» What you should do: Below are the records; collect from them each line containing the string "investigator".

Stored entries

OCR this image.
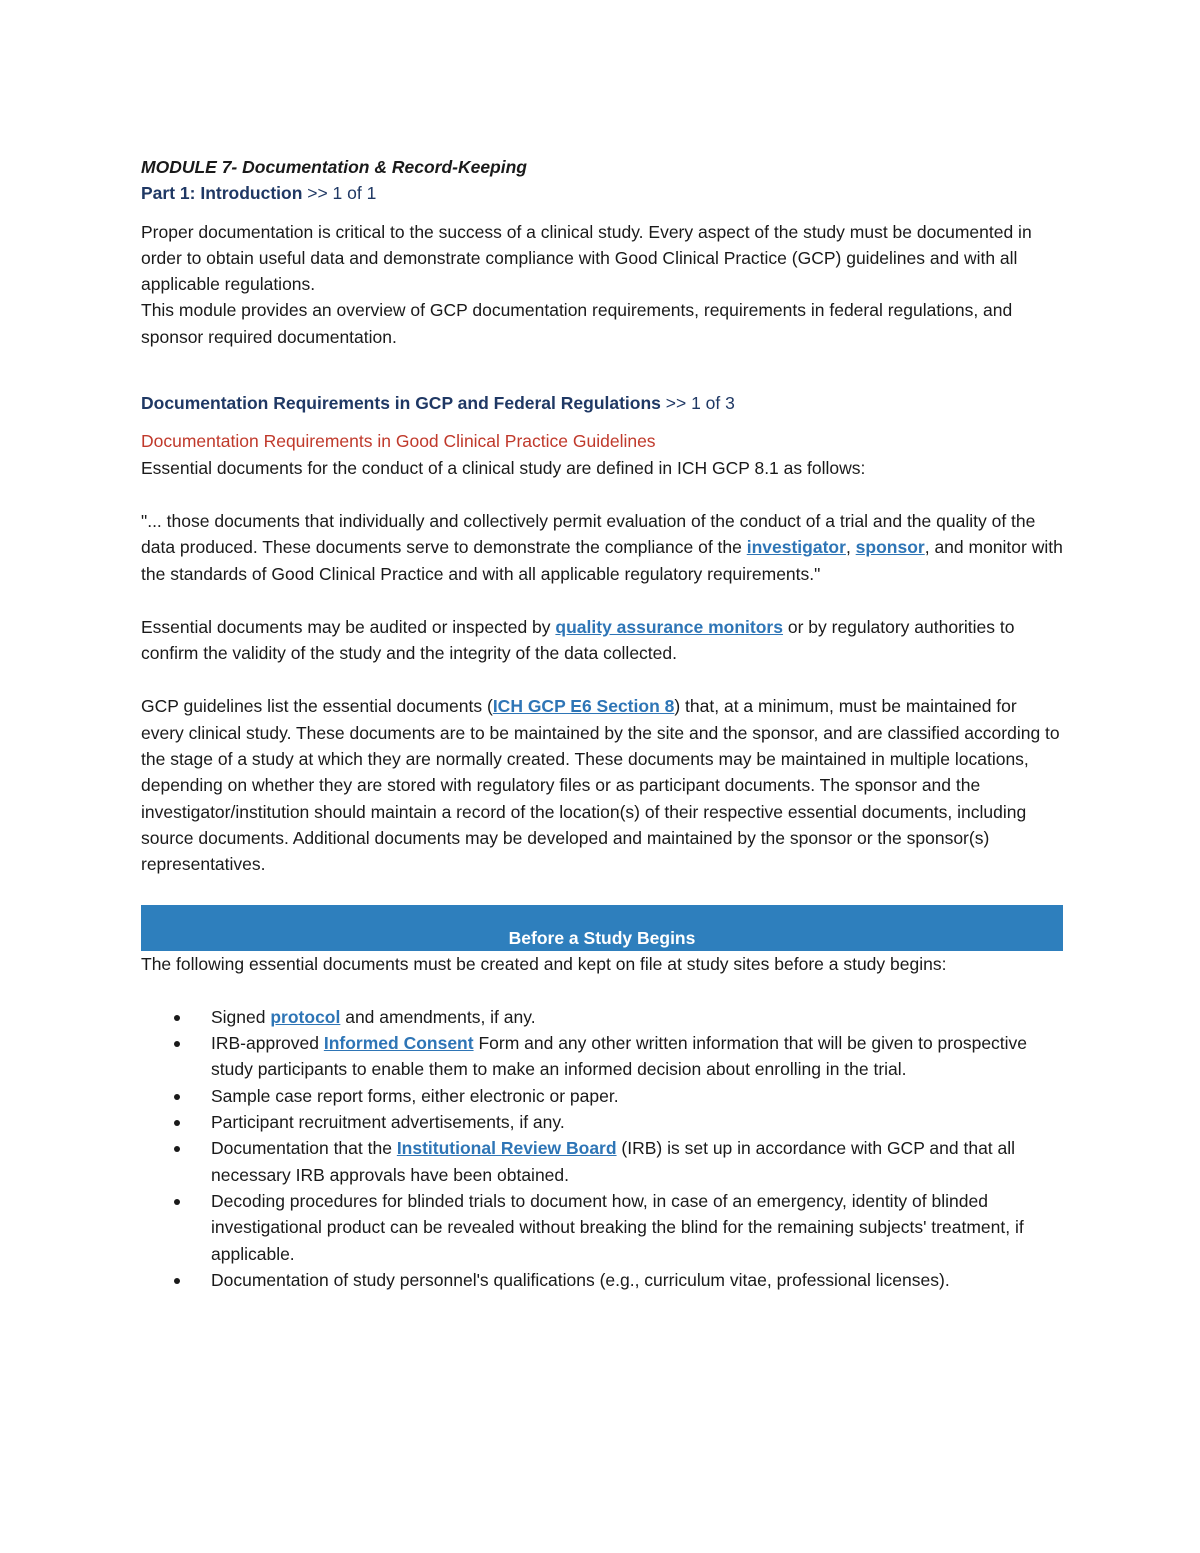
MODULE 7- Documentation & Record-Keeping

Part 1: Introduction >> 1 of 1

Proper documentation is critical to the success of a clinical study. Every aspect of the study must be documented in order to obtain useful data and demonstrate compliance with Good Clinical Practice (GCP) guidelines and with all applicable regulations.

This module provides an overview of GCP documentation requirements, requirements in federal regulations, and sponsor required documentation.

Documentation Requirements in GCP and Federal Regulations >> 1 of 3

Documentation Requirements in Good Clinical Practice Guidelines

Essential documents for the conduct of a clinical study are defined in ICH GCP 8.1 as follows:

"... those documents that individually and collectively permit evaluation of the conduct of a trial and the quality of the data produced. These documents serve to demonstrate the compliance of the investigator, sponsor, and monitor with the standards of Good Clinical Practice and with all applicable regulatory requirements."

Essential documents may be audited or inspected by quality assurance monitors or by regulatory authorities to confirm the validity of the study and the integrity of the data collected.

GCP guidelines list the essential documents (ICH GCP E6 Section 8) that, at a minimum, must be maintained for every clinical study. These documents are to be maintained by the site and the sponsor, and are classified according to the stage of a study at which they are normally created. These documents may be maintained in multiple locations, depending on whether they are stored with regulatory files or as participant documents. The sponsor and the investigator/institution should maintain a record of the location(s) of their respective essential documents, including source documents. Additional documents may be developed and maintained by the sponsor or the sponsor(s) representatives.

Before a Study Begins

The following essential documents must be created and kept on file at study sites before a study begins:

Signed protocol and amendments, if any.
IRB-approved Informed Consent Form and any other written information that will be given to prospective study participants to enable them to make an informed decision about enrolling in the trial.
Sample case report forms, either electronic or paper.
Participant recruitment advertisements, if any.
Documentation that the Institutional Review Board (IRB) is set up in accordance with GCP and that all necessary IRB approvals have been obtained.
Decoding procedures for blinded trials to document how, in case of an emergency, identity of blinded investigational product can be revealed without breaking the blind for the remaining subjects' treatment, if applicable.
Documentation of study personnel's qualifications (e.g., curriculum vitae, professional licenses).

» Solution to the exercise:
"... those documents that individually and collectively permit evaluation of the conduct of a trial and the quality of the data produced. These documents serve to demonstrate the compliance of the investigator, sponsor, and monitor with the standards of Good Clinical Practice and with all applicable regulatory requirements."
GCP guidelines list the essential documents (ICH GCP E6 Section 8) that, at a minimum, must be maintained for every clinical study. These documents are to be maintained by the site and the sponsor, and are classified according to the stage of a study at which they are normally created. These documents may be maintained in multiple locations, depending on whether they are stored with regulatory files or as participant documents. The sponsor and the investigator/institution should maintain a record of the location(s) of their respective essential documents, including source documents. Additional documents may be developed and maintained by the sponsor or the sponsor(s) representatives.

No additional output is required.